[Start of RECORD EXTRACTS]
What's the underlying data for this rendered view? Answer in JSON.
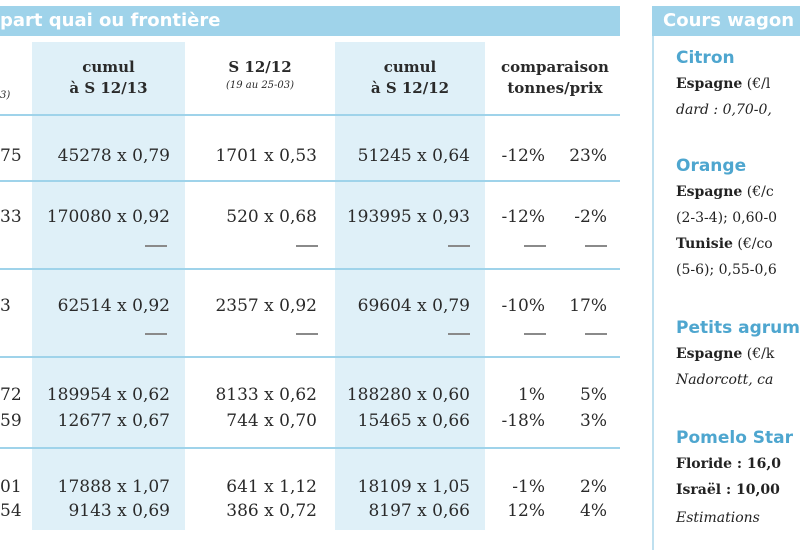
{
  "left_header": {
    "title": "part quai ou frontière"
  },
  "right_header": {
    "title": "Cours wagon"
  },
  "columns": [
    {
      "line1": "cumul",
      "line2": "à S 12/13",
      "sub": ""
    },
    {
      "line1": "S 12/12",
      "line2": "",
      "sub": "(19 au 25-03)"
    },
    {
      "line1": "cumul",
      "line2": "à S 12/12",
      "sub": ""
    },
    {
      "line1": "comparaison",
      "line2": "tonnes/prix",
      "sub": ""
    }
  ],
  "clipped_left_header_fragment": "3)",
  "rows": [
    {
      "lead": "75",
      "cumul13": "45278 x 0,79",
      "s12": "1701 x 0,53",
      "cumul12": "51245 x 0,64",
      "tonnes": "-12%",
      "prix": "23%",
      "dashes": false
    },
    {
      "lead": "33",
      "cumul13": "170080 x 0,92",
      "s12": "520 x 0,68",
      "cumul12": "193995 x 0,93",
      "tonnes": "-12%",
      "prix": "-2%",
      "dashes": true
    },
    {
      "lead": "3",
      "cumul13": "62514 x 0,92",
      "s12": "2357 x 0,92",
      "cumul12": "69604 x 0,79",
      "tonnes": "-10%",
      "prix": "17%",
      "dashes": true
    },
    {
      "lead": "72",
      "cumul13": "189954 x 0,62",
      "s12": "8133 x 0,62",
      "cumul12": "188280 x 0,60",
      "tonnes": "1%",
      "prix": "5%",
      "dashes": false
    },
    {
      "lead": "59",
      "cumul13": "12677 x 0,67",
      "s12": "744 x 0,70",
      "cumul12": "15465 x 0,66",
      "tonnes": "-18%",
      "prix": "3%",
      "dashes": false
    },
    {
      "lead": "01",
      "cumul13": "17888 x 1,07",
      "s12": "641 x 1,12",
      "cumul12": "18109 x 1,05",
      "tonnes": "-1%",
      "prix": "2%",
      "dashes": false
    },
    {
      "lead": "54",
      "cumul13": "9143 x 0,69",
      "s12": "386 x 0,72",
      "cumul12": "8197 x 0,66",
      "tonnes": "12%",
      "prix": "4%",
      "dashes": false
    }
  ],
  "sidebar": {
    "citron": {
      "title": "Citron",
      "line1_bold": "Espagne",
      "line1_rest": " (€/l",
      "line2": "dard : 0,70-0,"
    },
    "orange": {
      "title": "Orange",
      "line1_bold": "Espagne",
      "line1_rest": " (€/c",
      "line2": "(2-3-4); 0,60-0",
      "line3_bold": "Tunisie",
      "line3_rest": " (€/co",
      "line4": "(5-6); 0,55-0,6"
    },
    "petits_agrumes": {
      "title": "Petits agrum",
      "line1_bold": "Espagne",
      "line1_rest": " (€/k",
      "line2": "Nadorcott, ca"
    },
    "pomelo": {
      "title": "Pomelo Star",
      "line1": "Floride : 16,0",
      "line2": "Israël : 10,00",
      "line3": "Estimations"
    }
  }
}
[End of RECORD EXTRACTS]
Each record above should come back exactly the same, only without its pictures.

What's the underlying data for this rendered view? Answer in JSON.
{
  "left_header": {
    "title": "part quai ou frontière"
  },
  "right_header": {
    "title": "Cours wagon"
  },
  "columns": [
    {
      "line1": "cumul",
      "line2": "à S 12/13",
      "sub": ""
    },
    {
      "line1": "S 12/12",
      "line2": "",
      "sub": "(19 au 25-03)"
    },
    {
      "line1": "cumul",
      "line2": "à S 12/12",
      "sub": ""
    },
    {
      "line1": "comparaison",
      "line2": "tonnes/prix",
      "sub": ""
    }
  ],
  "clipped_left_header_fragment": "3)",
  "rows": [
    {
      "lead": "75",
      "cumul13": "45278 x 0,79",
      "s12": "1701 x 0,53",
      "cumul12": "51245 x 0,64",
      "tonnes": "-12%",
      "prix": "23%",
      "dashes": false
    },
    {
      "lead": "33",
      "cumul13": "170080 x 0,92",
      "s12": "520 x 0,68",
      "cumul12": "193995 x 0,93",
      "tonnes": "-12%",
      "prix": "-2%",
      "dashes": true
    },
    {
      "lead": "3",
      "cumul13": "62514 x 0,92",
      "s12": "2357 x 0,92",
      "cumul12": "69604 x 0,79",
      "tonnes": "-10%",
      "prix": "17%",
      "dashes": true
    },
    {
      "lead": "72",
      "cumul13": "189954 x 0,62",
      "s12": "8133 x 0,62",
      "cumul12": "188280 x 0,60",
      "tonnes": "1%",
      "prix": "5%",
      "dashes": false
    },
    {
      "lead": "59",
      "cumul13": "12677 x 0,67",
      "s12": "744 x 0,70",
      "cumul12": "15465 x 0,66",
      "tonnes": "-18%",
      "prix": "3%",
      "dashes": false
    },
    {
      "lead": "01",
      "cumul13": "17888 x 1,07",
      "s12": "641 x 1,12",
      "cumul12": "18109 x 1,05",
      "tonnes": "-1%",
      "prix": "2%",
      "dashes": false
    },
    {
      "lead": "54",
      "cumul13": "9143 x 0,69",
      "s12": "386 x 0,72",
      "cumul12": "8197 x 0,66",
      "tonnes": "12%",
      "prix": "4%",
      "dashes": false
    }
  ],
  "sidebar": {
    "citron": {
      "title": "Citron",
      "line1_bold": "Espagne",
      "line1_rest": " (€/l",
      "line2": "dard : 0,70-0,"
    },
    "orange": {
      "title": "Orange",
      "line1_bold": "Espagne",
      "line1_rest": " (€/c",
      "line2": "(2-3-4); 0,60-0",
      "line3_bold": "Tunisie",
      "line3_rest": " (€/co",
      "line4": "(5-6); 0,55-0,6"
    },
    "petits_agrumes": {
      "title": "Petits agrum",
      "line1_bold": "Espagne",
      "line1_rest": " (€/k",
      "line2": "Nadorcott, ca"
    },
    "pomelo": {
      "title": "Pomelo Star",
      "line1": "Floride : 16,0",
      "line2": "Israël : 10,00",
      "line3": "Estimations"
    }
  }
}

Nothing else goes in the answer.